# [Task]
Review the listing and copy each line that holds the word "Holstein".

# [Raw data]
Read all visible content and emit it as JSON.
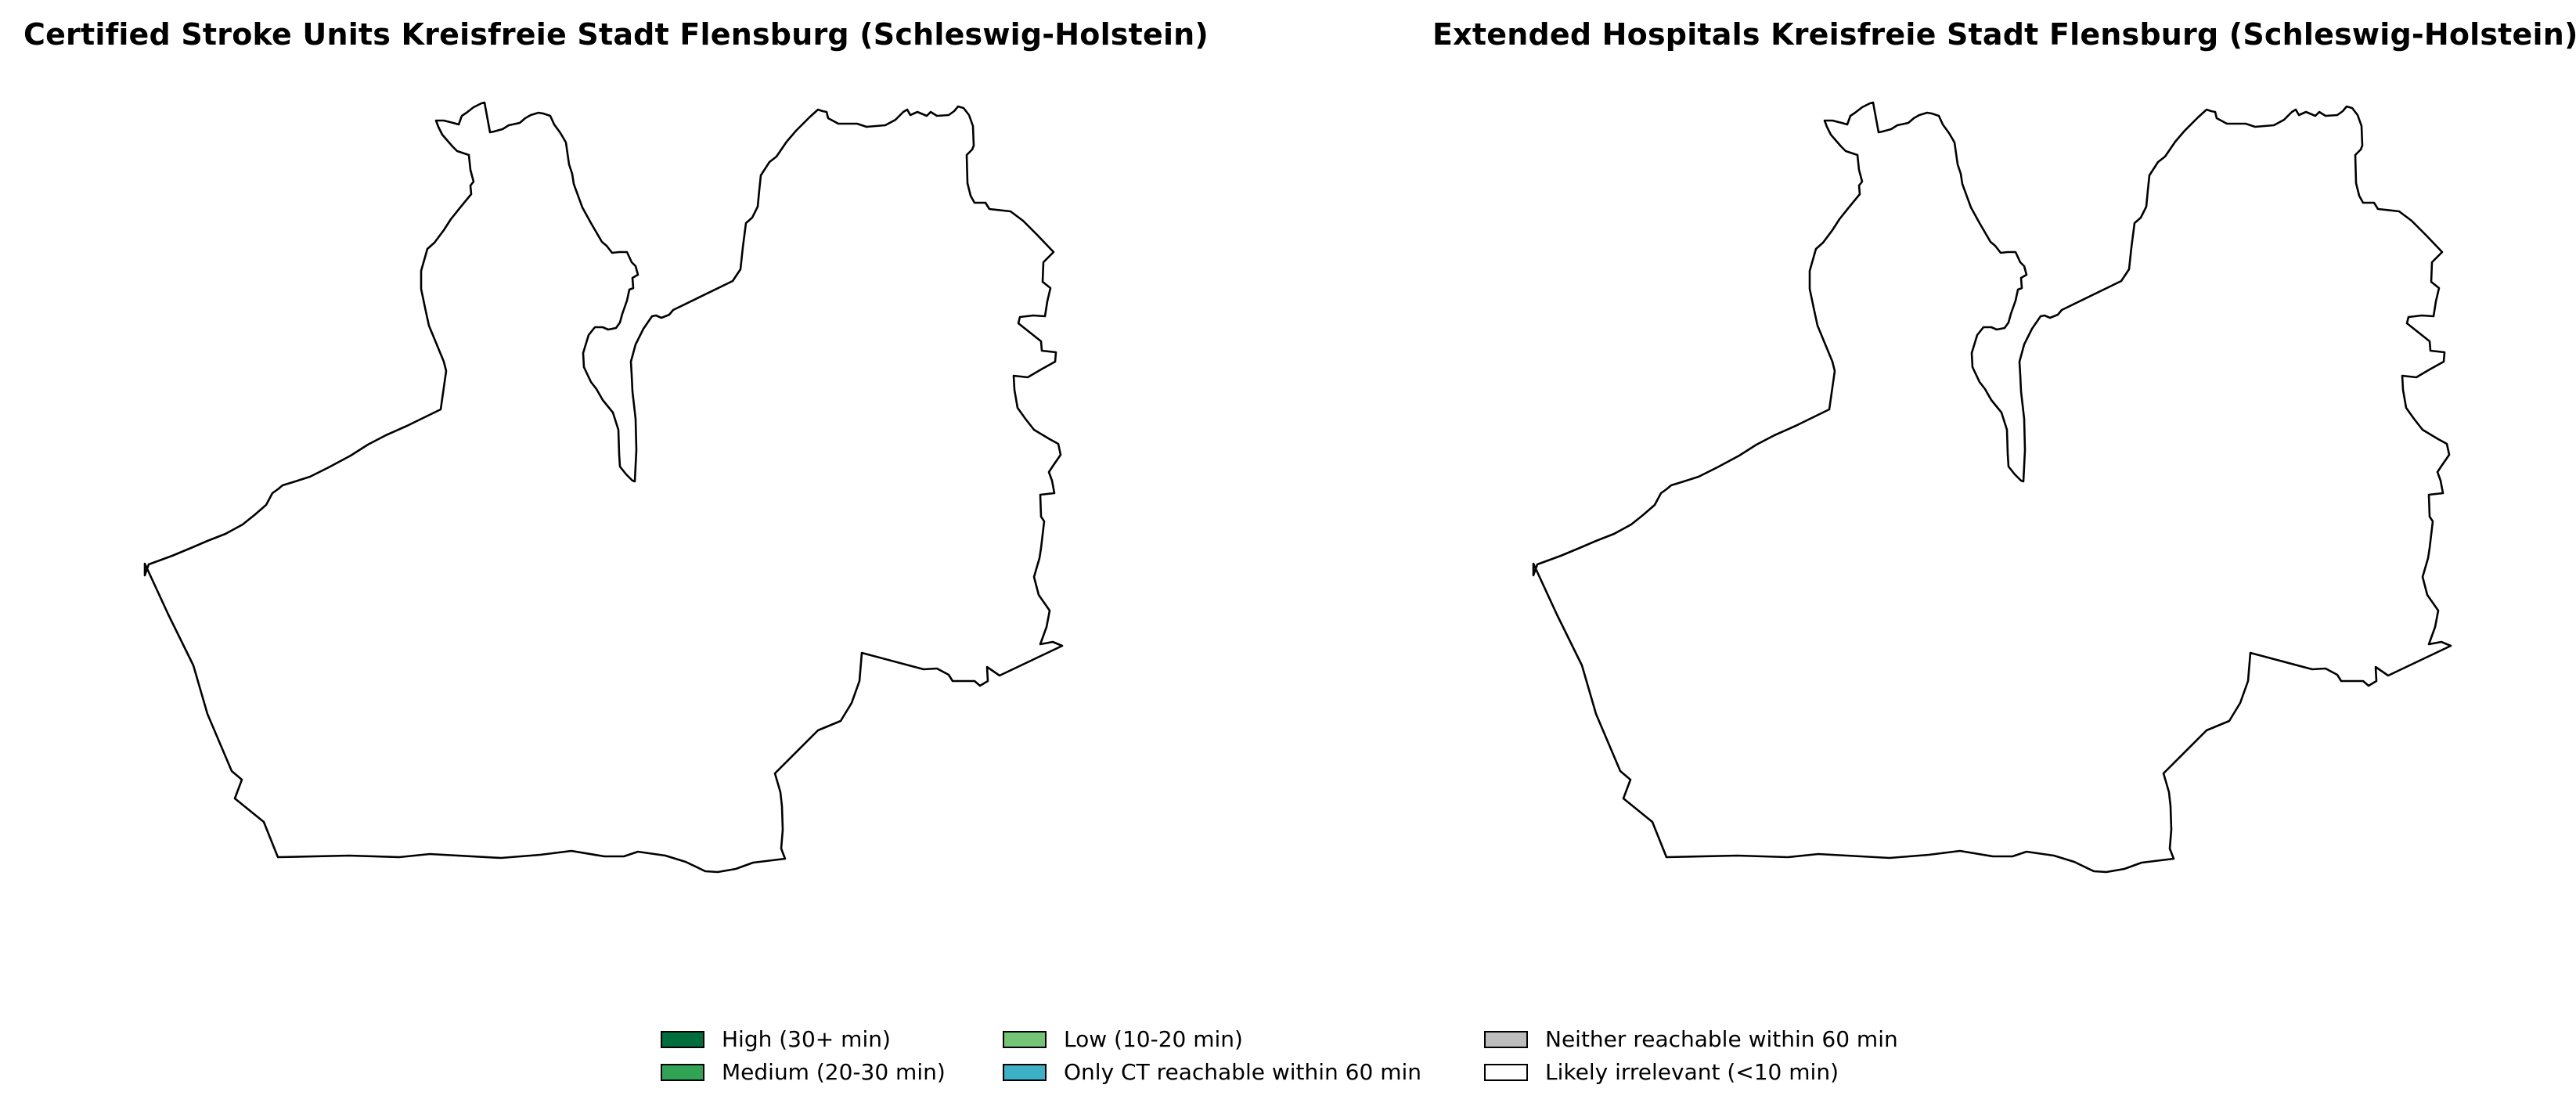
{
  "maps": [
    {
      "title": "Certified Stroke Units Kreisfreie Stadt Flensburg (Schleswig-Holstein)",
      "region_fill": "#ffffff",
      "boundary_color": "#000000"
    },
    {
      "title": "Extended Hospitals Kreisfreie Stadt Flensburg (Schleswig-Holstein)",
      "region_fill": "#ffffff",
      "boundary_color": "#000000"
    }
  ],
  "legend": {
    "placement": "bottom-center",
    "items": [
      {
        "label": "High (30+ min)",
        "color": "#006d3c"
      },
      {
        "label": "Medium (20-30 min)",
        "color": "#31a354"
      },
      {
        "label": "Low (10-20 min)",
        "color": "#74c476"
      },
      {
        "label": "Only CT reachable within 60 min",
        "color": "#3cb0c4"
      },
      {
        "label": "Neither reachable within 60 min",
        "color": "#bdbdbd"
      },
      {
        "label": "Likely irrelevant (<10 min)",
        "color": "#ffffff"
      }
    ]
  }
}
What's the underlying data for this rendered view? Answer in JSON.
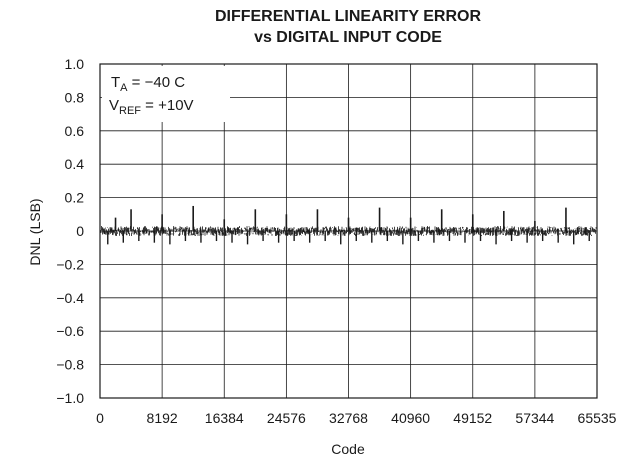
{
  "chart_data": {
    "type": "line",
    "title": "DIFFERENTIAL LINEARITY ERROR",
    "subtitle": "vs DIGITAL INPUT CODE",
    "xlabel": "Code",
    "ylabel": "DNL (LSB)",
    "xlim": [
      0,
      65535
    ],
    "ylim": [
      -1.0,
      1.0
    ],
    "xticks": [
      0,
      8192,
      16384,
      24576,
      32768,
      40960,
      49152,
      57344,
      65535
    ],
    "yticks": [
      1.0,
      0.8,
      0.6,
      0.4,
      0.2,
      0,
      -0.2,
      -0.4,
      -0.6,
      -0.8,
      -1.0
    ],
    "ytick_labels": [
      "1.0",
      "0.8",
      "0.6",
      "0.4",
      "0.2",
      "0",
      "−0.2",
      "−0.4",
      "−0.6",
      "−0.8",
      "−1.0"
    ],
    "xtick_labels": [
      "0",
      "8192",
      "16384",
      "24576",
      "32768",
      "40960",
      "49152",
      "57344",
      "65535"
    ],
    "grid": true,
    "series": [
      {
        "noise_band": [
          -0.03,
          0.03
        ],
        "positive_spikes": [
          {
            "x": 2048,
            "y": 0.08
          },
          {
            "x": 4096,
            "y": 0.13
          },
          {
            "x": 8192,
            "y": 0.1
          },
          {
            "x": 12288,
            "y": 0.15
          },
          {
            "x": 16384,
            "y": 0.07
          },
          {
            "x": 20480,
            "y": 0.13
          },
          {
            "x": 24576,
            "y": 0.1
          },
          {
            "x": 28672,
            "y": 0.13
          },
          {
            "x": 32768,
            "y": 0.08
          },
          {
            "x": 36864,
            "y": 0.14
          },
          {
            "x": 40960,
            "y": 0.08
          },
          {
            "x": 45056,
            "y": 0.13
          },
          {
            "x": 49152,
            "y": 0.1
          },
          {
            "x": 53248,
            "y": 0.12
          },
          {
            "x": 57344,
            "y": 0.06
          },
          {
            "x": 61440,
            "y": 0.14
          }
        ],
        "negative_spikes": [
          {
            "x": 1024,
            "y": -0.08
          },
          {
            "x": 3072,
            "y": -0.07
          },
          {
            "x": 5120,
            "y": -0.06
          },
          {
            "x": 7168,
            "y": -0.07
          },
          {
            "x": 9216,
            "y": -0.08
          },
          {
            "x": 11264,
            "y": -0.06
          },
          {
            "x": 13312,
            "y": -0.07
          },
          {
            "x": 15360,
            "y": -0.06
          },
          {
            "x": 17408,
            "y": -0.07
          },
          {
            "x": 19456,
            "y": -0.08
          },
          {
            "x": 21504,
            "y": -0.06
          },
          {
            "x": 23552,
            "y": -0.07
          },
          {
            "x": 25600,
            "y": -0.06
          },
          {
            "x": 27648,
            "y": -0.07
          },
          {
            "x": 29696,
            "y": -0.06
          },
          {
            "x": 31744,
            "y": -0.08
          },
          {
            "x": 33792,
            "y": -0.06
          },
          {
            "x": 35840,
            "y": -0.07
          },
          {
            "x": 37888,
            "y": -0.06
          },
          {
            "x": 39936,
            "y": -0.08
          },
          {
            "x": 41984,
            "y": -0.06
          },
          {
            "x": 44032,
            "y": -0.07
          },
          {
            "x": 46080,
            "y": -0.06
          },
          {
            "x": 48128,
            "y": -0.07
          },
          {
            "x": 50176,
            "y": -0.06
          },
          {
            "x": 52224,
            "y": -0.08
          },
          {
            "x": 54272,
            "y": -0.06
          },
          {
            "x": 56320,
            "y": -0.07
          },
          {
            "x": 58368,
            "y": -0.06
          },
          {
            "x": 60416,
            "y": -0.07
          },
          {
            "x": 62464,
            "y": -0.08
          },
          {
            "x": 64512,
            "y": -0.06
          }
        ],
        "color": "#1a1a1a"
      }
    ],
    "annotation": {
      "line1_main": "T",
      "line1_sub": "A",
      "line1_rest": " = −40 C",
      "line2_main": "V",
      "line2_sub": "REF",
      "line2_rest": " = +10V"
    },
    "colors": {
      "grid": "#1a1a1a",
      "axis": "#1a1a1a",
      "data": "#1a1a1a",
      "background": "#ffffff"
    }
  }
}
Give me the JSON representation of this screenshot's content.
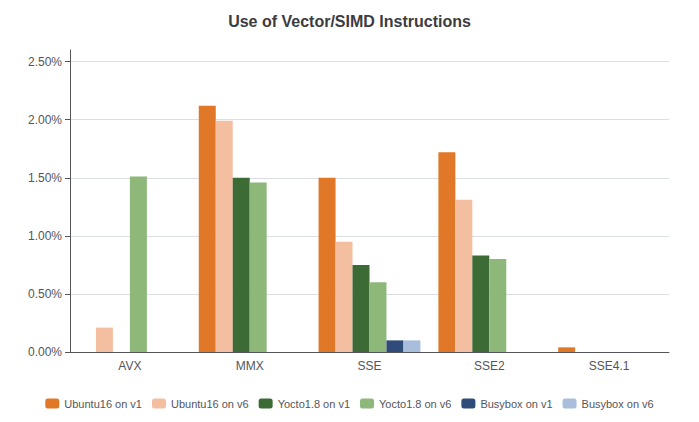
{
  "chart_data": {
    "type": "bar",
    "title": "Use of Vector/SIMD Instructions",
    "categories": [
      "AVX",
      "MMX",
      "SSE",
      "SSE2",
      "SSE4.1"
    ],
    "series": [
      {
        "name": "Ubuntu16 on v1",
        "color": "#E07828",
        "values": [
          0.0,
          0.0212,
          0.015,
          0.0172,
          0.0004
        ]
      },
      {
        "name": "Ubuntu16 on v6",
        "color": "#F4BFA0",
        "values": [
          0.0021,
          0.0199,
          0.0095,
          0.0131,
          0.0
        ]
      },
      {
        "name": "Yocto1.8 on v1",
        "color": "#3D6B35",
        "values": [
          0.0,
          0.015,
          0.0075,
          0.0083,
          0.0
        ]
      },
      {
        "name": "Yocto1.8 on v6",
        "color": "#8DB87A",
        "values": [
          0.0151,
          0.0146,
          0.006,
          0.008,
          0.0
        ]
      },
      {
        "name": "Busybox on v1",
        "color": "#2E4B7A",
        "values": [
          0.0,
          0.0,
          0.001,
          0.0,
          0.0
        ]
      },
      {
        "name": "Busybox on v6",
        "color": "#A8BEDC",
        "values": [
          0.0,
          0.0,
          0.001,
          0.0,
          0.0
        ]
      }
    ],
    "ylim": [
      0,
      0.026
    ],
    "yticks": [
      {
        "value": 0.0,
        "label": "0.00%"
      },
      {
        "value": 0.005,
        "label": "0.50%"
      },
      {
        "value": 0.01,
        "label": "1.00%"
      },
      {
        "value": 0.015,
        "label": "1.50%"
      },
      {
        "value": 0.02,
        "label": "2.00%"
      },
      {
        "value": 0.025,
        "label": "2.50%"
      }
    ],
    "grid": true,
    "legend": "bottom"
  }
}
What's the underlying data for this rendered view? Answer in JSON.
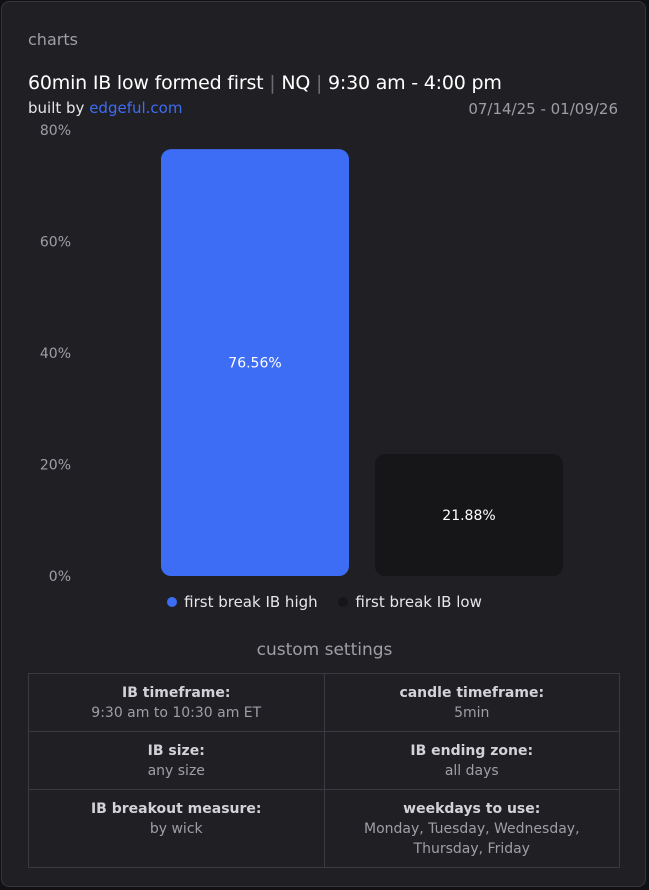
{
  "section_label": "charts",
  "header": {
    "title_part1": "60min IB low formed first",
    "separator": "|",
    "title_part2": "NQ",
    "title_part3": "9:30 am - 4:00 pm",
    "built_by_prefix": "built by",
    "built_by_link": "edgeful.com",
    "date_range": "07/14/25 - 01/09/26"
  },
  "chart_data": {
    "type": "bar",
    "categories": [
      "first break IB high",
      "first break IB low"
    ],
    "values": [
      76.56,
      21.88
    ],
    "data_labels": [
      "76.56%",
      "21.88%"
    ],
    "colors": [
      "#3d6cf5",
      "#161618"
    ],
    "ylim": [
      0,
      80
    ],
    "yticks": [
      0,
      20,
      40,
      60,
      80
    ],
    "ytick_labels": [
      "0%",
      "20%",
      "40%",
      "60%",
      "80%"
    ],
    "grid": false,
    "legend": "bottom-center"
  },
  "settings": {
    "title": "custom settings",
    "rows": [
      [
        {
          "label": "IB timeframe:",
          "value": "9:30 am to 10:30 am ET"
        },
        {
          "label": "candle timeframe:",
          "value": "5min"
        }
      ],
      [
        {
          "label": "IB size:",
          "value": "any size"
        },
        {
          "label": "IB ending zone:",
          "value": "all days"
        }
      ],
      [
        {
          "label": "IB breakout measure:",
          "value": "by wick"
        },
        {
          "label": "weekdays to use:",
          "value": "Monday, Tuesday, Wednesday, Thursday, Friday"
        }
      ]
    ]
  }
}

# [Response below]
      "title": "Certified Stroke Units Kreisfreie Stadt Flensburg (Schleswig-Holstein)",
      "title": "Extended Hospitals Kreisfreie Stadt Flensburg (Schleswig-Holstein)",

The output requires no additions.